── Source information

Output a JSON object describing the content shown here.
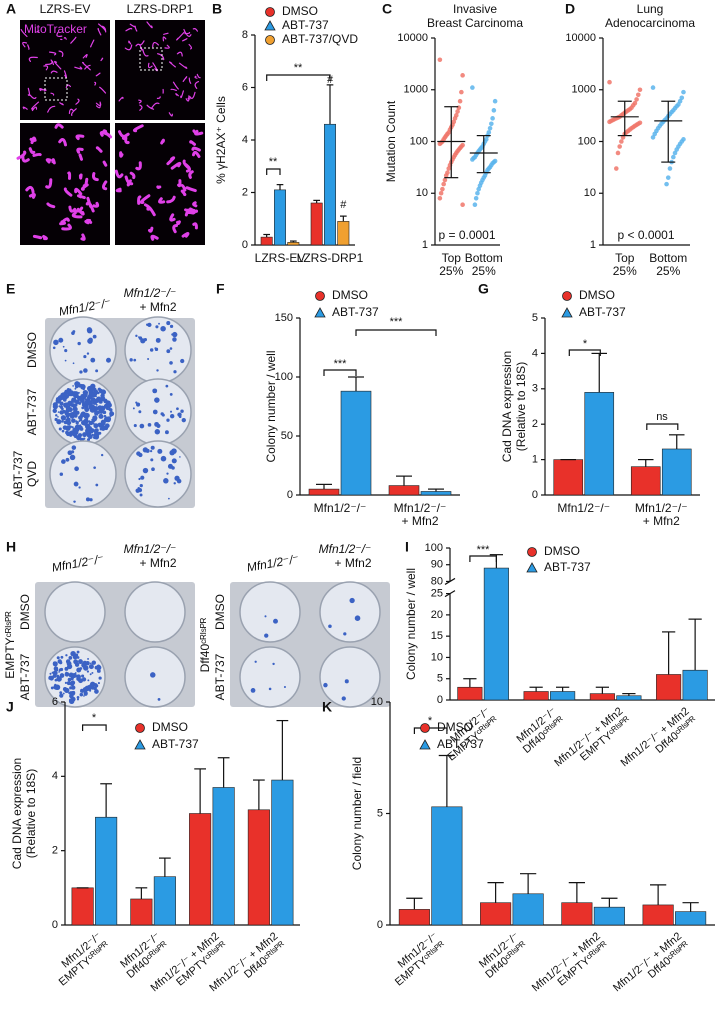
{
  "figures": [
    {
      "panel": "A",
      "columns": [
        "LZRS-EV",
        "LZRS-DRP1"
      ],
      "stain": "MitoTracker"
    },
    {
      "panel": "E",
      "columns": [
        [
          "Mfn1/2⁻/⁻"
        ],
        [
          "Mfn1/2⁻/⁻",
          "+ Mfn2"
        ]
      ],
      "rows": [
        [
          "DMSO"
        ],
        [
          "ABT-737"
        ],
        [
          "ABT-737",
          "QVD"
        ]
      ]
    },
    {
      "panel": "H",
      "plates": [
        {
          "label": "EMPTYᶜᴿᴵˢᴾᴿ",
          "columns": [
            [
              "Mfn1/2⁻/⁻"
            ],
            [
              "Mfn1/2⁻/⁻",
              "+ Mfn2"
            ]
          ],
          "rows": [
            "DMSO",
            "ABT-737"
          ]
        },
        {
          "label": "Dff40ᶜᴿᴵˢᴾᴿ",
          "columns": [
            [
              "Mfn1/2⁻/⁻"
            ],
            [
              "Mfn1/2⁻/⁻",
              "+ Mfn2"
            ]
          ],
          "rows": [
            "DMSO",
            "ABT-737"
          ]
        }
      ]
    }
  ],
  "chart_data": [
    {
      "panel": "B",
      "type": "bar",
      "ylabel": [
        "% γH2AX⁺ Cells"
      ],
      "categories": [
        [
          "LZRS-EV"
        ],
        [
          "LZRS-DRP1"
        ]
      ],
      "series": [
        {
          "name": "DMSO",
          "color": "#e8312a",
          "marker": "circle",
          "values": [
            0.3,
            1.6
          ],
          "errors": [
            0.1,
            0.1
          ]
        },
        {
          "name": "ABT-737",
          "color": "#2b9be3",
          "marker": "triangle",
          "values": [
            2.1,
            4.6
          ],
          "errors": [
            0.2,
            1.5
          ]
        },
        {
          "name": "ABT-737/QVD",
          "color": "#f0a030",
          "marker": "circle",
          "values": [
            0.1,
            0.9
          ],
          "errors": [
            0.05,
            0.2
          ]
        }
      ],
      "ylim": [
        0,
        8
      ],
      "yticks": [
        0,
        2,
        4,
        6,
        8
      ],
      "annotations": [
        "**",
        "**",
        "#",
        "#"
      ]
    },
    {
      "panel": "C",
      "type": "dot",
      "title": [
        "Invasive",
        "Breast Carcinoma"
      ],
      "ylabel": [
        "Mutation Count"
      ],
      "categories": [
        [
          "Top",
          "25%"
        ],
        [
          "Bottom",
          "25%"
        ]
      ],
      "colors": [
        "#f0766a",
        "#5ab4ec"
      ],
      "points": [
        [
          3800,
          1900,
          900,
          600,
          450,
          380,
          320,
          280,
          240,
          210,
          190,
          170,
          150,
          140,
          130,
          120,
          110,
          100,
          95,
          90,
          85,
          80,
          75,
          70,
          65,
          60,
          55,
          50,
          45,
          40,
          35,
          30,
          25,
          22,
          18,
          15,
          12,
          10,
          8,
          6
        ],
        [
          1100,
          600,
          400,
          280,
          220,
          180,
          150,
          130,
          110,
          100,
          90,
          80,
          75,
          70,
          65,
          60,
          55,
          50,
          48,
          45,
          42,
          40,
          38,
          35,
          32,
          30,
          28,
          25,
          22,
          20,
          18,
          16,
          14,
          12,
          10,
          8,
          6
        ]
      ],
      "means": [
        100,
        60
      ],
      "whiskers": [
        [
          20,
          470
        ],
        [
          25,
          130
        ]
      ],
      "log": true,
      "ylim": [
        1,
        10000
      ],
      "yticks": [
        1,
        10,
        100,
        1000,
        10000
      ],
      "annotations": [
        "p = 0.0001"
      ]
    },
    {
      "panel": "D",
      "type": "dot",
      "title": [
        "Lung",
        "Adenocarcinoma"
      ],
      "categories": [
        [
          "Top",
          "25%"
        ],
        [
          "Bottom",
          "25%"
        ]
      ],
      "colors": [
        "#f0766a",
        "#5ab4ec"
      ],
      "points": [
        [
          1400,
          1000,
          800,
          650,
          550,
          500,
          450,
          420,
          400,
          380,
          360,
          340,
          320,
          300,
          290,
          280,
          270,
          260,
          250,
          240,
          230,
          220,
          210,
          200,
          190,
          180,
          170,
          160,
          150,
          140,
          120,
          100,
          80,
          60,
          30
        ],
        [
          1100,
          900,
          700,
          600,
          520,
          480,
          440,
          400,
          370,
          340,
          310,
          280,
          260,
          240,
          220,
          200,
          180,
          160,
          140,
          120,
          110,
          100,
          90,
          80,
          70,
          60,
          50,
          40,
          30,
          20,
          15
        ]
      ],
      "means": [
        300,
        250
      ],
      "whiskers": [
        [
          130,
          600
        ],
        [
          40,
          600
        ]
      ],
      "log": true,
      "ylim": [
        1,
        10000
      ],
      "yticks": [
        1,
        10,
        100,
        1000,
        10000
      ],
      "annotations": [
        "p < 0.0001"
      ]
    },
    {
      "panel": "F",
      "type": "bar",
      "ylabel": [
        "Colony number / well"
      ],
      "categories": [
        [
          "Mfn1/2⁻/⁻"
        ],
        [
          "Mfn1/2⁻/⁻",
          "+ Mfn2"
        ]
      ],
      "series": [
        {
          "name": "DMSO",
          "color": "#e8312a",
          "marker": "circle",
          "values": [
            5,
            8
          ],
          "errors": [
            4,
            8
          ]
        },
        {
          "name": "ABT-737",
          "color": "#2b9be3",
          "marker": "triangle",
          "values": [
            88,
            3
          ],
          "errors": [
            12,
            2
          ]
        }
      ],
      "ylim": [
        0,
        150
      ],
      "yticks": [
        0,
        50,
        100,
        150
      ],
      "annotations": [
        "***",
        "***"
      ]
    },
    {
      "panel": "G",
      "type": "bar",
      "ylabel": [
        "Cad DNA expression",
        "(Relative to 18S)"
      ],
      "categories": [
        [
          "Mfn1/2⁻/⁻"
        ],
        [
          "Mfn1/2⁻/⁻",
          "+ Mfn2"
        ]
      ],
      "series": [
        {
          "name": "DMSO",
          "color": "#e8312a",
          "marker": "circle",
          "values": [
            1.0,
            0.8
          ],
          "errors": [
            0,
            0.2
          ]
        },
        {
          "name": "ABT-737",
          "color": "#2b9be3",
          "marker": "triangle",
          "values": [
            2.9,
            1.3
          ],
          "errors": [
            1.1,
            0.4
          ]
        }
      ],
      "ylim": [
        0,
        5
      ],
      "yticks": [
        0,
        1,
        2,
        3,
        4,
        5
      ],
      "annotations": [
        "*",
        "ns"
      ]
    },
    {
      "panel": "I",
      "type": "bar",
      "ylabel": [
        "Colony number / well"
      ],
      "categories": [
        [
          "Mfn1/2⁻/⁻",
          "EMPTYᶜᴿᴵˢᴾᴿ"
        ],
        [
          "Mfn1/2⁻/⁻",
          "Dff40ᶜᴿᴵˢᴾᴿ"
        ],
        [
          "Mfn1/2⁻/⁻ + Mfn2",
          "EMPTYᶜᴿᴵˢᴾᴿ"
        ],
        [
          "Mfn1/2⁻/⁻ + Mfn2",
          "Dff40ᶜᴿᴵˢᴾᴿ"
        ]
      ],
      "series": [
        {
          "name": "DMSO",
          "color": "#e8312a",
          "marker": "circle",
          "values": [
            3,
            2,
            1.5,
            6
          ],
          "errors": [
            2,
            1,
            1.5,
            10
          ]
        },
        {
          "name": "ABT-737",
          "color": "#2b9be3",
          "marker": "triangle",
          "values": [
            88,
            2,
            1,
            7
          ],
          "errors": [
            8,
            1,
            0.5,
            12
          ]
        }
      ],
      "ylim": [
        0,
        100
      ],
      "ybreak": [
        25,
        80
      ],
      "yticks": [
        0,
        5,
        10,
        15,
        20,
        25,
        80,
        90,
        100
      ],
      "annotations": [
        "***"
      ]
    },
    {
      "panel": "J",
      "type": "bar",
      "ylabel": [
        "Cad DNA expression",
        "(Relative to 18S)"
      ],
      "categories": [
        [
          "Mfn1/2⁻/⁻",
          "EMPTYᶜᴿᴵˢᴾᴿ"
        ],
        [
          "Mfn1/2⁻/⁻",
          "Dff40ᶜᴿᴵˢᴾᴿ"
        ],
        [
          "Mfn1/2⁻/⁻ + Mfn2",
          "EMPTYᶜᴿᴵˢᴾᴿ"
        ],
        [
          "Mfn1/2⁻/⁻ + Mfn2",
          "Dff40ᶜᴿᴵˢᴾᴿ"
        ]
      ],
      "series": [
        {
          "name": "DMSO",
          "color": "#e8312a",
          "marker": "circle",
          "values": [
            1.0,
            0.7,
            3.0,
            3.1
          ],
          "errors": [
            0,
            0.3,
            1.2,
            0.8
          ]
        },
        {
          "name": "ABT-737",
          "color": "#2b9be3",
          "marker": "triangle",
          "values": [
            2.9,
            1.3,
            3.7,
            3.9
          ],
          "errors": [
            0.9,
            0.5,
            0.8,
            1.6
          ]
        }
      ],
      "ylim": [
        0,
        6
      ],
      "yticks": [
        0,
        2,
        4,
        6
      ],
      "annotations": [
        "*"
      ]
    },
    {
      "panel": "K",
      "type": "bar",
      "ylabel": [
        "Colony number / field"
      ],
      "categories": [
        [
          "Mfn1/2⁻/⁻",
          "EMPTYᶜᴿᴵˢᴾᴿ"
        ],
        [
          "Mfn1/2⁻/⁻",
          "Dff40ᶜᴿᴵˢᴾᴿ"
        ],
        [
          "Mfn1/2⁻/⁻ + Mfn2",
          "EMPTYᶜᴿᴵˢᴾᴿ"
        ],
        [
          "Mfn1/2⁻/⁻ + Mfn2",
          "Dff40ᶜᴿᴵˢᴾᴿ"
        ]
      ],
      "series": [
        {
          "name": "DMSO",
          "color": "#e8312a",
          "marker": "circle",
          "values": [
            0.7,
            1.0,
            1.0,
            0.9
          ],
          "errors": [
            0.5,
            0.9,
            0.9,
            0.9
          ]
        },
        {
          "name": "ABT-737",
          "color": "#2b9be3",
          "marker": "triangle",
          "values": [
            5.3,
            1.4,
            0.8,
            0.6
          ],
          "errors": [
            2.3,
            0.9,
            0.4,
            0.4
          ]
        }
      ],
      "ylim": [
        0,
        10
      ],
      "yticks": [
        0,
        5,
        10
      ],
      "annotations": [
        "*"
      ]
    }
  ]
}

────

Exercise prompt
Within the records, filter for lines that contain the word "panel" and show each one.

Output
      "panel": "A",
      "panel": "E",
      "panel": "H",
      "panel": "B",
      "panel": "C",
      "panel": "D",
      "panel": "F",
      "panel": "G",
      "panel": "I",
      "panel": "J",
      "panel": "K",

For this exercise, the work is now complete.